* Written exercise *
Quote the data below in full, please, without altering anything.

* Rows *
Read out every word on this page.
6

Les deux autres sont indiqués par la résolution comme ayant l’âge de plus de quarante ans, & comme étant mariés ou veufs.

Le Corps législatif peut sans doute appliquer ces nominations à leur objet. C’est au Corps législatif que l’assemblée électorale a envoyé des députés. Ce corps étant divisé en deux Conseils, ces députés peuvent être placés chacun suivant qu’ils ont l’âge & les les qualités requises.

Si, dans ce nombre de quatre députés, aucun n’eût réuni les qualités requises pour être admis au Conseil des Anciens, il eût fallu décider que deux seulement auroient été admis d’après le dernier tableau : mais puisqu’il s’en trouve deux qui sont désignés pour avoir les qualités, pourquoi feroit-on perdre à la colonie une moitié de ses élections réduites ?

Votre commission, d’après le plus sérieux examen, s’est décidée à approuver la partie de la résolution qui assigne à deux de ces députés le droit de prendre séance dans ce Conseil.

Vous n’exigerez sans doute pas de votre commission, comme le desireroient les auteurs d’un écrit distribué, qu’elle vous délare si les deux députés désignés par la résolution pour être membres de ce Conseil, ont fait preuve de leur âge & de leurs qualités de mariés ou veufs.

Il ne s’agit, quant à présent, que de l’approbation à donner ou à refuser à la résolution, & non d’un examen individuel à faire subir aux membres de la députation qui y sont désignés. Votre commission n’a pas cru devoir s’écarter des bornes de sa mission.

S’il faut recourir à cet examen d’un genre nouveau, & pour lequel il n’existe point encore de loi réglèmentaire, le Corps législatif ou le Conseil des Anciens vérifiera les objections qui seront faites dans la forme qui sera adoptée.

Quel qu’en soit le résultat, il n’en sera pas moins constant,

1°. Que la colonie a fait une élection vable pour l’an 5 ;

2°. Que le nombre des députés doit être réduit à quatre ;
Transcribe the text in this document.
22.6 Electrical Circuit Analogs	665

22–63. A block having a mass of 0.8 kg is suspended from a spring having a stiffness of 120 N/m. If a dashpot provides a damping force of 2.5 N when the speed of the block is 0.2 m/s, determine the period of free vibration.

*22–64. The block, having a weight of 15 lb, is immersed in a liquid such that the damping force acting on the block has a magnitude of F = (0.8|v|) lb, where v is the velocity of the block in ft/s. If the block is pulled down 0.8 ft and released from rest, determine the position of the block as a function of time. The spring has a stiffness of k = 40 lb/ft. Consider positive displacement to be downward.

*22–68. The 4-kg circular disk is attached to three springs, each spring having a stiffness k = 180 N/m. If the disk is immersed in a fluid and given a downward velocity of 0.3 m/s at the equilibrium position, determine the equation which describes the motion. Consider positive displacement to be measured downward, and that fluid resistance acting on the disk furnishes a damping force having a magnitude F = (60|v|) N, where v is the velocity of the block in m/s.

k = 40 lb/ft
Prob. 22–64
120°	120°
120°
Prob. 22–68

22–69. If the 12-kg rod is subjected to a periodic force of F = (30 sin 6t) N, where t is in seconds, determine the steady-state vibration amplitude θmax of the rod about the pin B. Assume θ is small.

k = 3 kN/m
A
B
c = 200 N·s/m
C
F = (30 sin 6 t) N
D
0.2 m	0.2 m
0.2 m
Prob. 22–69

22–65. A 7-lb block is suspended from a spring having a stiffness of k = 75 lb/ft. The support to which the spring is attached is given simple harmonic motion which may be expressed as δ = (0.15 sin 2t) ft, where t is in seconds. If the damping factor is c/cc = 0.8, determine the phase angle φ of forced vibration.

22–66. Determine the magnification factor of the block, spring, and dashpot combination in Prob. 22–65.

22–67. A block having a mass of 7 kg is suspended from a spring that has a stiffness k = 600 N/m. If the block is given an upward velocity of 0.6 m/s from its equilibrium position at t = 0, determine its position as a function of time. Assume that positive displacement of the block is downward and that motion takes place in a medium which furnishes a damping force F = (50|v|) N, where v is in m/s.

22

* Reply to the task *
Read out every word on this page.
6

Les deux autres sont indiqués par la résolution comme ayant l’âge de plus de quarante ans, & comme étant mariés ou veufs.

Le Corps législatif peut sans doute appliquer ces nominations à leur objet. C’est au Corps législatif que l’assemblée électorale a envoyé des députés. Ce corps étant divisé en deux Conseils, ces députés peuvent être placés chacun suivant qu’ils ont l’âge & les les qualités requises.

Si, dans ce nombre de quatre députés, aucun n’eût réuni les qualités requises pour être admis au Conseil des Anciens, il eût fallu décider que deux seulement auroient été admis d’après le dernier tableau : mais puisqu’il s’en trouve deux qui sont désignés pour avoir les qualités, pourquoi feroit-on perdre à la colonie une moitié de ses élections réduites ?

Votre commission, d’après le plus sérieux examen, s’est décidée à approuver la partie de la résolution qui assigne à deux de ces députés le droit de prendre séance dans ce Conseil.

Vous n’exigerez sans doute pas de votre commission, comme le desireroient les auteurs d’un écrit distribué, qu’elle vous délare si les deux députés désignés par la résolution pour être membres de ce Conseil, ont fait preuve de leur âge & de leurs qualités de mariés ou veufs.

Il ne s’agit, quant à présent, que de l’approbation à donner ou à refuser à la résolution, & non d’un examen individuel à faire subir aux membres de la députation qui y sont désignés. Votre commission n’a pas cru devoir s’écarter des bornes de sa mission.

S’il faut recourir à cet examen d’un genre nouveau, & pour lequel il n’existe point encore de loi réglèmentaire, le Corps législatif ou le Conseil des Anciens vérifiera les objections qui seront faites dans la forme qui sera adoptée.

Quel qu’en soit le résultat, il n’en sera pas moins constant,

1°. Que la colonie a fait une élection vable pour l’an 5 ;

2°. Que le nombre des députés doit être réduit à quatre ;
Transcribe the text in this document.
22.6 Electrical Circuit Analogs	665

22–63. A block having a mass of 0.8 kg is suspended from a spring having a stiffness of 120 N/m. If a dashpot provides a damping force of 2.5 N when the speed of the block is 0.2 m/s, determine the period of free vibration.

*22–64. The block, having a weight of 15 lb, is immersed in a liquid such that the damping force acting on the block has a magnitude of F = (0.8|v|) lb, where v is the velocity of the block in ft/s. If the block is pulled down 0.8 ft and released from rest, determine the position of the block as a function of time. The spring has a stiffness of k = 40 lb/ft. Consider positive displacement to be downward.

*22–68. The 4-kg circular disk is attached to three springs, each spring having a stiffness k = 180 N/m. If the disk is immersed in a fluid and given a downward velocity of 0.3 m/s at the equilibrium position, determine the equation which describes the motion. Consider positive displacement to be measured downward, and that fluid resistance acting on the disk furnishes a damping force having a magnitude F = (60|v|) N, where v is the velocity of the block in m/s.

k = 40 lb/ft
Prob. 22–64
120°	120°
120°
Prob. 22–68

22–69. If the 12-kg rod is subjected to a periodic force of F = (30 sin 6t) N, where t is in seconds, determine the steady-state vibration amplitude θmax of the rod about the pin B. Assume θ is small.

k = 3 kN/m
A
B
c = 200 N·s/m
C
F = (30 sin 6 t) N
D
0.2 m	0.2 m
0.2 m
Prob. 22–69

22–65. A 7-lb block is suspended from a spring having a stiffness of k = 75 lb/ft. The support to which the spring is attached is given simple harmonic motion which may be expressed as δ = (0.15 sin 2t) ft, where t is in seconds. If the damping factor is c/cc = 0.8, determine the phase angle φ of forced vibration.

22–66. Determine the magnification factor of the block, spring, and dashpot combination in Prob. 22–65.

22–67. A block having a mass of 7 kg is suspended from a spring that has a stiffness k = 600 N/m. If the block is given an upward velocity of 0.6 m/s from its equilibrium position at t = 0, determine its position as a function of time. Assume that positive displacement of the block is downward and that motion takes place in a medium which furnishes a damping force F = (50|v|) N, where v is in m/s.

22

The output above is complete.